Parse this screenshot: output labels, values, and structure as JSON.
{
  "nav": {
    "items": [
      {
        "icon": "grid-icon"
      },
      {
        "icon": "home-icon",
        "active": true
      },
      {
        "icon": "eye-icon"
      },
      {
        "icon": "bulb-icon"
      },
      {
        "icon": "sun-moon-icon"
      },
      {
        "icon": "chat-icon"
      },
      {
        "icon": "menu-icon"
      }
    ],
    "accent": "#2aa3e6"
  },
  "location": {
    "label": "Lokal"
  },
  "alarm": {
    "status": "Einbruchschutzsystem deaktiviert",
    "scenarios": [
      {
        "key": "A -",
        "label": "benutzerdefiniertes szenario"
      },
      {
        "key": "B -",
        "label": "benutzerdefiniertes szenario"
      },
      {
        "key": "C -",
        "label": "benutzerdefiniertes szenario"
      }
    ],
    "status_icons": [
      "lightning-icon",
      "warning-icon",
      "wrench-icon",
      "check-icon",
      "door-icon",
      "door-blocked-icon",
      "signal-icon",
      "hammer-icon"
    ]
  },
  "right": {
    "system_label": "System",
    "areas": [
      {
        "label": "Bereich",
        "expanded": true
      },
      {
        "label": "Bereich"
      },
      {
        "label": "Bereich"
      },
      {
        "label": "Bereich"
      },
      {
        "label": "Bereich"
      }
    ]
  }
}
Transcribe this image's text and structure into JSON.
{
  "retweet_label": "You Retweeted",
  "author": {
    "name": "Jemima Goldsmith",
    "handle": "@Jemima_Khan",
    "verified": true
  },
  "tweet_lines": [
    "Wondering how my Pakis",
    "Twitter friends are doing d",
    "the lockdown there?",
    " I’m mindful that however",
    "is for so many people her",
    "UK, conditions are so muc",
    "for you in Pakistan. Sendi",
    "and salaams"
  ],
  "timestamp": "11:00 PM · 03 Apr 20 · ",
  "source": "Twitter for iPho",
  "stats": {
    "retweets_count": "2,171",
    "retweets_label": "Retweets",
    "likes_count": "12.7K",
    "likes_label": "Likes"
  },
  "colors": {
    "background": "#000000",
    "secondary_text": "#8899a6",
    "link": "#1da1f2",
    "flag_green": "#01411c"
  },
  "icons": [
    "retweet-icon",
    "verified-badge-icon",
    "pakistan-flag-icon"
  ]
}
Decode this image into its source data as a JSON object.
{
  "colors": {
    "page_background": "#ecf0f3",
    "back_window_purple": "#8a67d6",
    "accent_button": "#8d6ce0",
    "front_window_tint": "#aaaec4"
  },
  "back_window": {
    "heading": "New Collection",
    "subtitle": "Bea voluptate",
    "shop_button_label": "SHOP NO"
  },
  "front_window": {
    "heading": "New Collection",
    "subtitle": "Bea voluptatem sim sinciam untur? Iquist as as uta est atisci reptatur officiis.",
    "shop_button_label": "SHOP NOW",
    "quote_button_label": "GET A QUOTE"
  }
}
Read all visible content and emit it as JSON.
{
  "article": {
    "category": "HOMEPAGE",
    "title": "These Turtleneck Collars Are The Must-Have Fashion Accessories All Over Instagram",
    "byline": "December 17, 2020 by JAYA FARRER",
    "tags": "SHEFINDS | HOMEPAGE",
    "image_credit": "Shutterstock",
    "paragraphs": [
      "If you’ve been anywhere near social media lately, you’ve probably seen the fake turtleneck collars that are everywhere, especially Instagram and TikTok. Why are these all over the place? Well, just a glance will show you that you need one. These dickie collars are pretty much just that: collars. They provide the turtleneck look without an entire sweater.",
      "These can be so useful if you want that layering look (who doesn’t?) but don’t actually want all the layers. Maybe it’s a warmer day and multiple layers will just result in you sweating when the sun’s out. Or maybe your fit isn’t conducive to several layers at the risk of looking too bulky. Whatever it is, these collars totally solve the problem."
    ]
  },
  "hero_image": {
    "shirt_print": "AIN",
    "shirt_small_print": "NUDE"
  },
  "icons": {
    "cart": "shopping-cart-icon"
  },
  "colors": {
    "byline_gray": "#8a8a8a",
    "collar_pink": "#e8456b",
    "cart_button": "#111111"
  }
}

..............................

— What the task asks —
Copy each line of the data above without altering a single character.

— Full solution —
Parse this screenshot: output labels, values, and structure as JSON.
{
  "nav": {
    "items": [
      {
        "icon": "grid-icon"
      },
      {
        "icon": "home-icon",
        "active": true
      },
      {
        "icon": "eye-icon"
      },
      {
        "icon": "bulb-icon"
      },
      {
        "icon": "sun-moon-icon"
      },
      {
        "icon": "chat-icon"
      },
      {
        "icon": "menu-icon"
      }
    ],
    "accent": "#2aa3e6"
  },
  "location": {
    "label": "Lokal"
  },
  "alarm": {
    "status": "Einbruchschutzsystem deaktiviert",
    "scenarios": [
      {
        "key": "A -",
        "label": "benutzerdefiniertes szenario"
      },
      {
        "key": "B -",
        "label": "benutzerdefiniertes szenario"
      },
      {
        "key": "C -",
        "label": "benutzerdefiniertes szenario"
      }
    ],
    "status_icons": [
      "lightning-icon",
      "warning-icon",
      "wrench-icon",
      "check-icon",
      "door-icon",
      "door-blocked-icon",
      "signal-icon",
      "hammer-icon"
    ]
  },
  "right": {
    "system_label": "System",
    "areas": [
      {
        "label": "Bereich",
        "expanded": true
      },
      {
        "label": "Bereich"
      },
      {
        "label": "Bereich"
      },
      {
        "label": "Bereich"
      },
      {
        "label": "Bereich"
      }
    ]
  }
}
Transcribe this image's text and structure into JSON.
{
  "retweet_label": "You Retweeted",
  "author": {
    "name": "Jemima Goldsmith",
    "handle": "@Jemima_Khan",
    "verified": true
  },
  "tweet_lines": [
    "Wondering how my Pakis",
    "Twitter friends are doing d",
    "the lockdown there?",
    " I’m mindful that however",
    "is for so many people her",
    "UK, conditions are so muc",
    "for you in Pakistan. Sendi",
    "and salaams"
  ],
  "timestamp": "11:00 PM · 03 Apr 20 · ",
  "source": "Twitter for iPho",
  "stats": {
    "retweets_count": "2,171",
    "retweets_label": "Retweets",
    "likes_count": "12.7K",
    "likes_label": "Likes"
  },
  "colors": {
    "background": "#000000",
    "secondary_text": "#8899a6",
    "link": "#1da1f2",
    "flag_green": "#01411c"
  },
  "icons": [
    "retweet-icon",
    "verified-badge-icon",
    "pakistan-flag-icon"
  ]
}
Decode this image into its source data as a JSON object.
{
  "colors": {
    "page_background": "#ecf0f3",
    "back_window_purple": "#8a67d6",
    "accent_button": "#8d6ce0",
    "front_window_tint": "#aaaec4"
  },
  "back_window": {
    "heading": "New Collection",
    "subtitle": "Bea voluptate",
    "shop_button_label": "SHOP NO"
  },
  "front_window": {
    "heading": "New Collection",
    "subtitle": "Bea voluptatem sim sinciam untur? Iquist as as uta est atisci reptatur officiis.",
    "shop_button_label": "SHOP NOW",
    "quote_button_label": "GET A QUOTE"
  }
}
Read all visible content and emit it as JSON.
{
  "article": {
    "category": "HOMEPAGE",
    "title": "These Turtleneck Collars Are The Must-Have Fashion Accessories All Over Instagram",
    "byline": "December 17, 2020 by JAYA FARRER",
    "tags": "SHEFINDS | HOMEPAGE",
    "image_credit": "Shutterstock",
    "paragraphs": [
      "If you’ve been anywhere near social media lately, you’ve probably seen the fake turtleneck collars that are everywhere, especially Instagram and TikTok. Why are these all over the place? Well, just a glance will show you that you need one. These dickie collars are pretty much just that: collars. They provide the turtleneck look without an entire sweater.",
      "These can be so useful if you want that layering look (who doesn’t?) but don’t actually want all the layers. Maybe it’s a warmer day and multiple layers will just result in you sweating when the sun’s out. Or maybe your fit isn’t conducive to several layers at the risk of looking too bulky. Whatever it is, these collars totally solve the problem."
    ]
  },
  "hero_image": {
    "shirt_print": "AIN",
    "shirt_small_print": "NUDE"
  },
  "icons": {
    "cart": "shopping-cart-icon"
  },
  "colors": {
    "byline_gray": "#8a8a8a",
    "collar_pink": "#e8456b",
    "cart_button": "#111111"
  }
}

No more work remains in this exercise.